_Work to complete_
Print each of the entries exactly, leaving nothing out.

_Extracted information_

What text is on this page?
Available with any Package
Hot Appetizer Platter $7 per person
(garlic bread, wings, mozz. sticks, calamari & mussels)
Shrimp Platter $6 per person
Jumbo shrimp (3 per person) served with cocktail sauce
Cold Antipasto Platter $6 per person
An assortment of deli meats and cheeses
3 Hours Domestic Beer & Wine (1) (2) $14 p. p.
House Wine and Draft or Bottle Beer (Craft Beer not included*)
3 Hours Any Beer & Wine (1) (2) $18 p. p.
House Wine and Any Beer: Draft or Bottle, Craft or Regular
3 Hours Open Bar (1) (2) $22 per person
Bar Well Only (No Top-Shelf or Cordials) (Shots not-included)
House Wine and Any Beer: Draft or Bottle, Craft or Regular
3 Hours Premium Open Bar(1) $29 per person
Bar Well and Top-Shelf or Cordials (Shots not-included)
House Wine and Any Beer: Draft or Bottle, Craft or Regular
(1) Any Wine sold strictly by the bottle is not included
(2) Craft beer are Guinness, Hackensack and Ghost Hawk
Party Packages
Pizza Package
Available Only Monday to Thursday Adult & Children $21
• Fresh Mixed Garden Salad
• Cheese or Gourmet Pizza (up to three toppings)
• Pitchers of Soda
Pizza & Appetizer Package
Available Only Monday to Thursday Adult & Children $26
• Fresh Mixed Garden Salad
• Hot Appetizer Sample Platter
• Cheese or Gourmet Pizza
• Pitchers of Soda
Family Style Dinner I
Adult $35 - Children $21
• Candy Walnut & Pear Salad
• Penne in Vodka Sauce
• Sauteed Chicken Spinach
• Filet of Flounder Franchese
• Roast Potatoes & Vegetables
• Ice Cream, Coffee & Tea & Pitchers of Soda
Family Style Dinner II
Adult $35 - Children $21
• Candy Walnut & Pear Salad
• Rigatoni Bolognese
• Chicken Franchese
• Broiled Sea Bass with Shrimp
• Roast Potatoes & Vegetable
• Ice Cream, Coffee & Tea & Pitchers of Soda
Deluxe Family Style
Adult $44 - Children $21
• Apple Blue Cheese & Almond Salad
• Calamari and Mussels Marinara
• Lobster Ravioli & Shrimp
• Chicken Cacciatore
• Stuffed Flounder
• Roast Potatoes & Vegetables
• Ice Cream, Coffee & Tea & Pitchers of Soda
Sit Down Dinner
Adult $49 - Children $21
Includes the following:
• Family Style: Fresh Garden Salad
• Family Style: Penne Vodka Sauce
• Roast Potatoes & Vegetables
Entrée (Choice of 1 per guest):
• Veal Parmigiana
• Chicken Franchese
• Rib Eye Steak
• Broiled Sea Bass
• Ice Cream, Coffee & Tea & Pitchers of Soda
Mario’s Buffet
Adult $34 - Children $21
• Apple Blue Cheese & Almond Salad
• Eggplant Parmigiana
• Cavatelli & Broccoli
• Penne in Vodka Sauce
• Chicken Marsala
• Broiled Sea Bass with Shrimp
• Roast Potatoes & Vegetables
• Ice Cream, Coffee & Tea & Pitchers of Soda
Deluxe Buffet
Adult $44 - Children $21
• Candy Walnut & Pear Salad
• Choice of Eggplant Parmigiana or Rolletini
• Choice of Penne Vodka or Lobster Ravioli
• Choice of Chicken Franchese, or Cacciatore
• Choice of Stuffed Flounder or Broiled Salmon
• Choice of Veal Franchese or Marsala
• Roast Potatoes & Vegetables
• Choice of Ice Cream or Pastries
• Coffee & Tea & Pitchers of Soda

_Solution to the problem_
What text is on this page?
Available with any Package
Hot Appetizer Platter $7 per person
(garlic bread, wings, mozz. sticks, calamari & mussels)
Shrimp Platter $6 per person
Jumbo shrimp (3 per person) served with cocktail sauce
Cold Antipasto Platter $6 per person
An assortment of deli meats and cheeses
3 Hours Domestic Beer & Wine (1) (2) $14 p. p.
House Wine and Draft or Bottle Beer (Craft Beer not included*)
3 Hours Any Beer & Wine (1) (2) $18 p. p.
House Wine and Any Beer: Draft or Bottle, Craft or Regular
3 Hours Open Bar (1) (2) $22 per person
Bar Well Only (No Top-Shelf or Cordials) (Shots not-included)
House Wine and Any Beer: Draft or Bottle, Craft or Regular
3 Hours Premium Open Bar(1) $29 per person
Bar Well and Top-Shelf or Cordials (Shots not-included)
House Wine and Any Beer: Draft or Bottle, Craft or Regular
(1) Any Wine sold strictly by the bottle is not included
(2) Craft beer are Guinness, Hackensack and Ghost Hawk
Party Packages
Pizza Package
Available Only Monday to Thursday Adult & Children $21
• Fresh Mixed Garden Salad
• Cheese or Gourmet Pizza (up to three toppings)
• Pitchers of Soda
Pizza & Appetizer Package
Available Only Monday to Thursday Adult & Children $26
• Fresh Mixed Garden Salad
• Hot Appetizer Sample Platter
• Cheese or Gourmet Pizza
• Pitchers of Soda
Family Style Dinner I
Adult $35 - Children $21
• Candy Walnut & Pear Salad
• Penne in Vodka Sauce
• Sauteed Chicken Spinach
• Filet of Flounder Franchese
• Roast Potatoes & Vegetables
• Ice Cream, Coffee & Tea & Pitchers of Soda
Family Style Dinner II
Adult $35 - Children $21
• Candy Walnut & Pear Salad
• Rigatoni Bolognese
• Chicken Franchese
• Broiled Sea Bass with Shrimp
• Roast Potatoes & Vegetable
• Ice Cream, Coffee & Tea & Pitchers of Soda
Deluxe Family Style
Adult $44 - Children $21
• Apple Blue Cheese & Almond Salad
• Calamari and Mussels Marinara
• Lobster Ravioli & Shrimp
• Chicken Cacciatore
• Stuffed Flounder
• Roast Potatoes & Vegetables
• Ice Cream, Coffee & Tea & Pitchers of Soda
Sit Down Dinner
Adult $49 - Children $21
Includes the following:
• Family Style: Fresh Garden Salad
• Family Style: Penne Vodka Sauce
• Roast Potatoes & Vegetables
Entrée (Choice of 1 per guest):
• Veal Parmigiana
• Chicken Franchese
• Rib Eye Steak
• Broiled Sea Bass
• Ice Cream, Coffee & Tea & Pitchers of Soda
Mario’s Buffet
Adult $34 - Children $21
• Apple Blue Cheese & Almond Salad
• Eggplant Parmigiana
• Cavatelli & Broccoli
• Penne in Vodka Sauce
• Chicken Marsala
• Broiled Sea Bass with Shrimp
• Roast Potatoes & Vegetables
• Ice Cream, Coffee & Tea & Pitchers of Soda
Deluxe Buffet
Adult $44 - Children $21
• Candy Walnut & Pear Salad
• Choice of Eggplant Parmigiana or Rolletini
• Choice of Penne Vodka or Lobster Ravioli
• Choice of Chicken Franchese, or Cacciatore
• Choice of Stuffed Flounder or Broiled Salmon
• Choice of Veal Franchese or Marsala
• Roast Potatoes & Vegetables
• Choice of Ice Cream or Pastries
• Coffee & Tea & Pitchers of Soda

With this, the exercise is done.